## Begin

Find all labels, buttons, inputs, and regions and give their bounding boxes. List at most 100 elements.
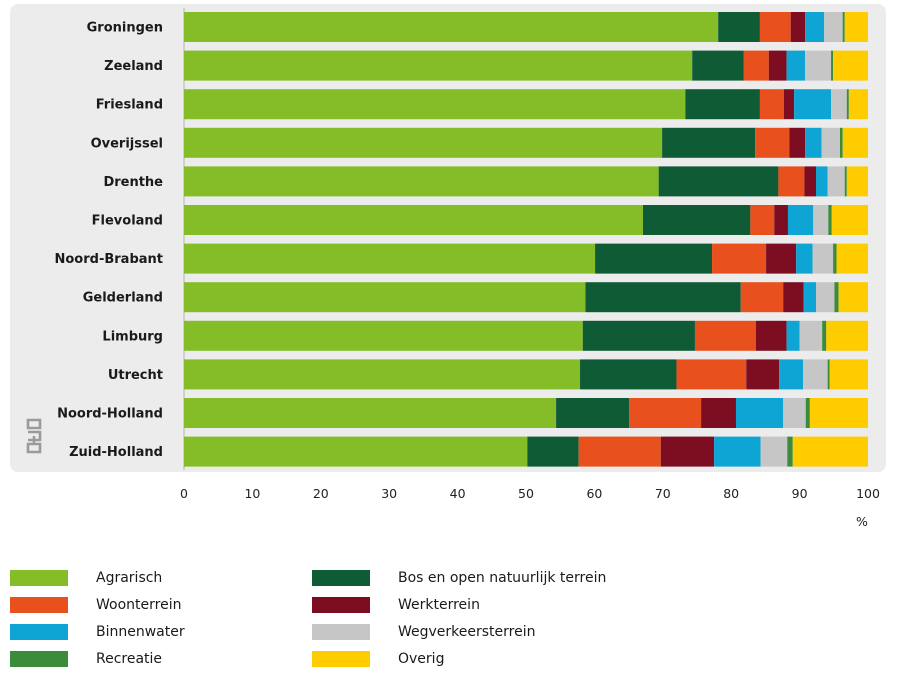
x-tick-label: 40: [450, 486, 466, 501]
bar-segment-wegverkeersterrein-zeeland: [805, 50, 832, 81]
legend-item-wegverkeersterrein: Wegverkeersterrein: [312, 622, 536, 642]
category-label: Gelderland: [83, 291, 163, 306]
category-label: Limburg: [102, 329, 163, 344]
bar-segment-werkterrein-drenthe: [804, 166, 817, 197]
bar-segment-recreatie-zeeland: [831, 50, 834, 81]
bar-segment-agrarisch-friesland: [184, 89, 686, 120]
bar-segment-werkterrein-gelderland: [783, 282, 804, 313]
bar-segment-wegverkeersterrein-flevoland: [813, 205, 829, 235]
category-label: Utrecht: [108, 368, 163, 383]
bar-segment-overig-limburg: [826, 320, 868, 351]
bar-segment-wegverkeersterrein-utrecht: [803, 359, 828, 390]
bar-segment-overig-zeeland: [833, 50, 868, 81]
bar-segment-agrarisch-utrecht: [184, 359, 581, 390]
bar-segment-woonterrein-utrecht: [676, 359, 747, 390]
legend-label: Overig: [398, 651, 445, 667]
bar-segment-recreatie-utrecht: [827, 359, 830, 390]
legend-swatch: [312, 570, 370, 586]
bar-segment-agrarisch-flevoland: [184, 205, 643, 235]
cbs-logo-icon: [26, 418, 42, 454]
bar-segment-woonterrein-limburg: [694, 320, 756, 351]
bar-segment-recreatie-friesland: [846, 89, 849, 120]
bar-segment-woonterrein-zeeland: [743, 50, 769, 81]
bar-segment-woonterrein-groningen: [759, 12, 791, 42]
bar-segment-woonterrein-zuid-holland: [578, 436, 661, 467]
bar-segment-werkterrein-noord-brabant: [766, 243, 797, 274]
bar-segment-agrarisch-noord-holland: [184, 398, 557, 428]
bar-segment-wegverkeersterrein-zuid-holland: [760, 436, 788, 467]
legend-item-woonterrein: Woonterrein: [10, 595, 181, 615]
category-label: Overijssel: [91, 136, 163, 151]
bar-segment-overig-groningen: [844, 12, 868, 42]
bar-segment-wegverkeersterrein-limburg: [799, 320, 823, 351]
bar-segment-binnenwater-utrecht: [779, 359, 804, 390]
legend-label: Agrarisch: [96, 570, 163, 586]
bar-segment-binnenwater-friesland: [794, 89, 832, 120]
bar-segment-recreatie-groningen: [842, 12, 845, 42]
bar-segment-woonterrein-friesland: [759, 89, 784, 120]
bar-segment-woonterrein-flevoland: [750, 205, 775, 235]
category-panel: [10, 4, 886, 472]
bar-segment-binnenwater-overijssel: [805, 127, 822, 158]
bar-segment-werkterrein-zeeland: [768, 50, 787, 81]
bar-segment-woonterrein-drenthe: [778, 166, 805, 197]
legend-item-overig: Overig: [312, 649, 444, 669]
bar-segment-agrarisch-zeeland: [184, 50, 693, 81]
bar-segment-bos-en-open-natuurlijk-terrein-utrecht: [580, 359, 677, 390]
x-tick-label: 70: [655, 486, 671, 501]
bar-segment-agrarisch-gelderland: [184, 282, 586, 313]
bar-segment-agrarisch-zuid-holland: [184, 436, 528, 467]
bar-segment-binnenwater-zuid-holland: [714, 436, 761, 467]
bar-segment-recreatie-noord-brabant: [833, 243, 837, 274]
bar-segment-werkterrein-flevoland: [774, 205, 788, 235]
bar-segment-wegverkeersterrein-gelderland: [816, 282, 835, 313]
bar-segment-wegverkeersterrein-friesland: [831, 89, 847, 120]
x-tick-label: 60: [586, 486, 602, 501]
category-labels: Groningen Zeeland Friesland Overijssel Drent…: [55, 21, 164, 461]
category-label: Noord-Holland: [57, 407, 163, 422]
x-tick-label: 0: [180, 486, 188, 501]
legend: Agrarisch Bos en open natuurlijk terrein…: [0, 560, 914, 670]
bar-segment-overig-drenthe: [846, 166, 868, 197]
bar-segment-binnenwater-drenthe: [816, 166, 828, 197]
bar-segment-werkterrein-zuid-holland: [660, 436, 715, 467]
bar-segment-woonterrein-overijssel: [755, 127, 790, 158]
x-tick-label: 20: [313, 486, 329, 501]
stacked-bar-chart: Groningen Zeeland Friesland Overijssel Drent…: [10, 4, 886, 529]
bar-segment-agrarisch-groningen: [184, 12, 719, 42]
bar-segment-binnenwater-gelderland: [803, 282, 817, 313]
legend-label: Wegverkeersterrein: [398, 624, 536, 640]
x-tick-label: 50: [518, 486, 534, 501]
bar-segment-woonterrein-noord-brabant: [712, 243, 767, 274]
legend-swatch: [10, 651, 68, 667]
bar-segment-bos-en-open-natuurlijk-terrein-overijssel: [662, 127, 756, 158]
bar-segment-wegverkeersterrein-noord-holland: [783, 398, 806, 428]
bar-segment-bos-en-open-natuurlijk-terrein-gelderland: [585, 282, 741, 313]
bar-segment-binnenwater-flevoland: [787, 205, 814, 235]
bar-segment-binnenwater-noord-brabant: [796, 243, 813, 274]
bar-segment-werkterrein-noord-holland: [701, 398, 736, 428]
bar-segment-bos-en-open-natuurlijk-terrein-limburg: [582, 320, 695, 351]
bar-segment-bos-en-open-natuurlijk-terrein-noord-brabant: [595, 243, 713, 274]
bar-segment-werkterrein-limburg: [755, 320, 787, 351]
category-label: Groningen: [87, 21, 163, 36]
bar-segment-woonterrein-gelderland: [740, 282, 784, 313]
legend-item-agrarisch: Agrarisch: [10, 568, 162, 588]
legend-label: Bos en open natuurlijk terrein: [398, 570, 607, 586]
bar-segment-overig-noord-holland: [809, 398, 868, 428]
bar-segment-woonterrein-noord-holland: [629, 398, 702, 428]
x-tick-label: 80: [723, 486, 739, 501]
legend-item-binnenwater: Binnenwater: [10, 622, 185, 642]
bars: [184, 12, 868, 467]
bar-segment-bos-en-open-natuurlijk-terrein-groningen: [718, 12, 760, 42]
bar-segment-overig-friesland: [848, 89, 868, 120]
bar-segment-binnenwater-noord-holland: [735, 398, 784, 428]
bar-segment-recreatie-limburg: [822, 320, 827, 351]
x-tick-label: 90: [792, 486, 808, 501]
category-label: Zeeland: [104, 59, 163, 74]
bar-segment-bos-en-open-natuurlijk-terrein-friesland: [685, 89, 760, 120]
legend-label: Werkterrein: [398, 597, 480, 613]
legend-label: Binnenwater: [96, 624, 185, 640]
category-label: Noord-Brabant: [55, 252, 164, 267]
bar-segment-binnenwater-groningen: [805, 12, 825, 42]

## End

## [Your task]
Copy out every line of the listing above with no changes, leaving out the picture.

## [Final result]
Find all labels, buttons, inputs, and regions and give their bounding boxes. List at most 100 elements.
x-tick-label: 40: [450, 486, 466, 501]
bar-segment-wegverkeersterrein-zeeland: [805, 50, 832, 81]
legend-item-wegverkeersterrein: Wegverkeersterrein: [312, 622, 536, 642]
category-label: Gelderland: [83, 291, 163, 306]
category-label: Limburg: [102, 329, 163, 344]
bar-segment-werkterrein-drenthe: [804, 166, 817, 197]
bar-segment-recreatie-zeeland: [831, 50, 834, 81]
bar-segment-agrarisch-friesland: [184, 89, 686, 120]
bar-segment-werkterrein-gelderland: [783, 282, 804, 313]
bar-segment-wegverkeersterrein-flevoland: [813, 205, 829, 235]
category-label: Utrecht: [108, 368, 163, 383]
bar-segment-overig-limburg: [826, 320, 868, 351]
bar-segment-wegverkeersterrein-utrecht: [803, 359, 828, 390]
bar-segment-overig-zeeland: [833, 50, 868, 81]
bar-segment-agrarisch-utrecht: [184, 359, 581, 390]
bar-segment-woonterrein-utrecht: [676, 359, 747, 390]
legend-label: Overig: [398, 651, 445, 667]
bar-segment-recreatie-utrecht: [827, 359, 830, 390]
legend-swatch: [312, 570, 370, 586]
bar-segment-agrarisch-flevoland: [184, 205, 643, 235]
cbs-logo-icon: [26, 418, 42, 454]
bar-segment-woonterrein-limburg: [694, 320, 756, 351]
bar-segment-recreatie-friesland: [846, 89, 849, 120]
bar-segment-woonterrein-zeeland: [743, 50, 769, 81]
bar-segment-woonterrein-groningen: [759, 12, 791, 42]
bar-segment-woonterrein-zuid-holland: [578, 436, 661, 467]
bar-segment-werkterrein-noord-brabant: [766, 243, 797, 274]
bar-segment-agrarisch-noord-holland: [184, 398, 557, 428]
bar-segment-wegverkeersterrein-zuid-holland: [760, 436, 788, 467]
legend-item-woonterrein: Woonterrein: [10, 595, 181, 615]
category-label: Overijssel: [91, 136, 163, 151]
bar-segment-overig-groningen: [844, 12, 868, 42]
bar-segment-wegverkeersterrein-limburg: [799, 320, 823, 351]
bar-segment-binnenwater-utrecht: [779, 359, 804, 390]
legend-label: Agrarisch: [96, 570, 163, 586]
bar-segment-binnenwater-friesland: [794, 89, 832, 120]
bar-segment-recreatie-groningen: [842, 12, 845, 42]
bar-segment-woonterrein-friesland: [759, 89, 784, 120]
bar-segment-woonterrein-flevoland: [750, 205, 775, 235]
category-panel: [10, 4, 886, 472]
bar-segment-binnenwater-overijssel: [805, 127, 822, 158]
bar-segment-werkterrein-zeeland: [768, 50, 787, 81]
bar-segment-woonterrein-drenthe: [778, 166, 805, 197]
legend-item-overig: Overig: [312, 649, 444, 669]
bar-segment-agrarisch-zeeland: [184, 50, 693, 81]
bar-segment-bos-en-open-natuurlijk-terrein-utrecht: [580, 359, 677, 390]
x-tick-label: 70: [655, 486, 671, 501]
bar-segment-agrarisch-gelderland: [184, 282, 586, 313]
bar-segment-agrarisch-zuid-holland: [184, 436, 528, 467]
bar-segment-binnenwater-zuid-holland: [714, 436, 761, 467]
bar-segment-recreatie-noord-brabant: [833, 243, 837, 274]
bar-segment-werkterrein-flevoland: [774, 205, 788, 235]
bar-segment-wegverkeersterrein-gelderland: [816, 282, 835, 313]
bar-segment-wegverkeersterrein-friesland: [831, 89, 847, 120]
x-tick-label: 60: [586, 486, 602, 501]
category-labels: Groningen Zeeland Friesland Overijssel Drent…: [55, 21, 164, 461]
category-label: Noord-Holland: [57, 407, 163, 422]
x-tick-label: 0: [180, 486, 188, 501]
legend: Agrarisch Bos en open natuurlijk terrein…: [0, 560, 914, 670]
bar-segment-overig-drenthe: [846, 166, 868, 197]
bar-segment-binnenwater-drenthe: [816, 166, 828, 197]
bar-segment-werkterrein-zuid-holland: [660, 436, 715, 467]
bar-segment-woonterrein-overijssel: [755, 127, 790, 158]
x-tick-label: 20: [313, 486, 329, 501]
stacked-bar-chart: Groningen Zeeland Friesland Overijssel Drent…: [10, 4, 886, 529]
bar-segment-agrarisch-groningen: [184, 12, 719, 42]
bar-segment-binnenwater-gelderland: [803, 282, 817, 313]
legend-label: Wegverkeersterrein: [398, 624, 536, 640]
x-tick-label: 50: [518, 486, 534, 501]
bar-segment-woonterrein-noord-brabant: [712, 243, 767, 274]
legend-swatch: [10, 651, 68, 667]
bar-segment-bos-en-open-natuurlijk-terrein-overijssel: [662, 127, 756, 158]
bar-segment-wegverkeersterrein-noord-holland: [783, 398, 806, 428]
bar-segment-bos-en-open-natuurlijk-terrein-gelderland: [585, 282, 741, 313]
bar-segment-binnenwater-flevoland: [787, 205, 814, 235]
bar-segment-binnenwater-noord-brabant: [796, 243, 813, 274]
bar-segment-werkterrein-noord-holland: [701, 398, 736, 428]
bar-segment-bos-en-open-natuurlijk-terrein-limburg: [582, 320, 695, 351]
bar-segment-bos-en-open-natuurlijk-terrein-noord-brabant: [595, 243, 713, 274]
bar-segment-werkterrein-limburg: [755, 320, 787, 351]
category-label: Groningen: [87, 21, 163, 36]
bar-segment-woonterrein-gelderland: [740, 282, 784, 313]
legend-item-agrarisch: Agrarisch: [10, 568, 162, 588]
legend-label: Bos en open natuurlijk terrein: [398, 570, 607, 586]
bar-segment-overig-noord-holland: [809, 398, 868, 428]
bar-segment-woonterrein-noord-holland: [629, 398, 702, 428]
x-tick-label: 80: [723, 486, 739, 501]
legend-item-binnenwater: Binnenwater: [10, 622, 185, 642]
bars: [184, 12, 868, 467]
bar-segment-bos-en-open-natuurlijk-terrein-groningen: [718, 12, 760, 42]
bar-segment-overig-friesland: [848, 89, 868, 120]
bar-segment-binnenwater-noord-holland: [735, 398, 784, 428]
bar-segment-recreatie-limburg: [822, 320, 827, 351]
x-tick-label: 90: [792, 486, 808, 501]
category-label: Zeeland: [104, 59, 163, 74]
bar-segment-bos-en-open-natuurlijk-terrein-friesland: [685, 89, 760, 120]
legend-label: Werkterrein: [398, 597, 480, 613]
legend-label: Binnenwater: [96, 624, 185, 640]
category-label: Noord-Brabant: [55, 252, 164, 267]
bar-segment-binnenwater-groningen: [805, 12, 825, 42]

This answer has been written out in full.